### EXERCISE DIRECTIONS
Omit the images. Copy each entry word for word.

— START —

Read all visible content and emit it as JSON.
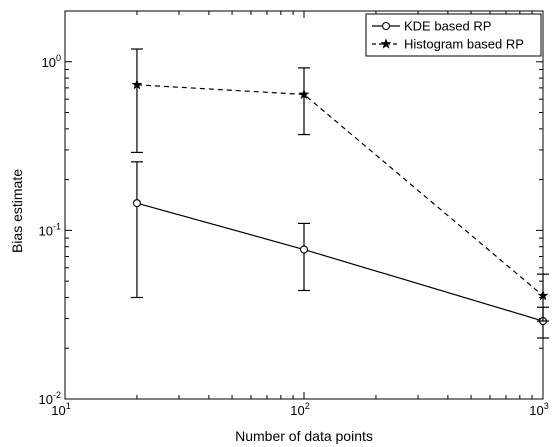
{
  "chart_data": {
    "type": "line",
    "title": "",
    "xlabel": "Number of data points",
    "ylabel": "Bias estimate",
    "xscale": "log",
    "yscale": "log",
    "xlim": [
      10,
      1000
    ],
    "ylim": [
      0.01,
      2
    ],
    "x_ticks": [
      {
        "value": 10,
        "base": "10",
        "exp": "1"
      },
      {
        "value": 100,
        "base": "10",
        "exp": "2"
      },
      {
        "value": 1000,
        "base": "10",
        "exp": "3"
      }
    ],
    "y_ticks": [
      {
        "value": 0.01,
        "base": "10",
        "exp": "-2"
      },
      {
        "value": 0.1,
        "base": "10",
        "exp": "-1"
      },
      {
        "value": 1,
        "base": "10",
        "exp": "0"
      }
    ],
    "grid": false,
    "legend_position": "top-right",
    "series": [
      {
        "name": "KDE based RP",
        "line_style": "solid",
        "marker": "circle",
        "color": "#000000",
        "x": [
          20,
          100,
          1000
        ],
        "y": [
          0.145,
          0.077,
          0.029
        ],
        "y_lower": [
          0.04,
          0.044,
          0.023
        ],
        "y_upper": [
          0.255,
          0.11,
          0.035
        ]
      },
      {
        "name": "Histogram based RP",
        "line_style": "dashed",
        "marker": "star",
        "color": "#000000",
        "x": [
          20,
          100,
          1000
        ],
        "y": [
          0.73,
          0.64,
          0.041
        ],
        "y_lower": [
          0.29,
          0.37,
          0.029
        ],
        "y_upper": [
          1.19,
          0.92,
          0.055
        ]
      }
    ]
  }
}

— END —

### REPLY TO THE EXERCISE
Read all visible content and emit it as JSON.
{
  "chart_data": {
    "type": "line",
    "title": "",
    "xlabel": "Number of data points",
    "ylabel": "Bias estimate",
    "xscale": "log",
    "yscale": "log",
    "xlim": [
      10,
      1000
    ],
    "ylim": [
      0.01,
      2
    ],
    "x_ticks": [
      {
        "value": 10,
        "base": "10",
        "exp": "1"
      },
      {
        "value": 100,
        "base": "10",
        "exp": "2"
      },
      {
        "value": 1000,
        "base": "10",
        "exp": "3"
      }
    ],
    "y_ticks": [
      {
        "value": 0.01,
        "base": "10",
        "exp": "-2"
      },
      {
        "value": 0.1,
        "base": "10",
        "exp": "-1"
      },
      {
        "value": 1,
        "base": "10",
        "exp": "0"
      }
    ],
    "grid": false,
    "legend_position": "top-right",
    "series": [
      {
        "name": "KDE based RP",
        "line_style": "solid",
        "marker": "circle",
        "color": "#000000",
        "x": [
          20,
          100,
          1000
        ],
        "y": [
          0.145,
          0.077,
          0.029
        ],
        "y_lower": [
          0.04,
          0.044,
          0.023
        ],
        "y_upper": [
          0.255,
          0.11,
          0.035
        ]
      },
      {
        "name": "Histogram based RP",
        "line_style": "dashed",
        "marker": "star",
        "color": "#000000",
        "x": [
          20,
          100,
          1000
        ],
        "y": [
          0.73,
          0.64,
          0.041
        ],
        "y_lower": [
          0.29,
          0.37,
          0.029
        ],
        "y_upper": [
          1.19,
          0.92,
          0.055
        ]
      }
    ]
  }
}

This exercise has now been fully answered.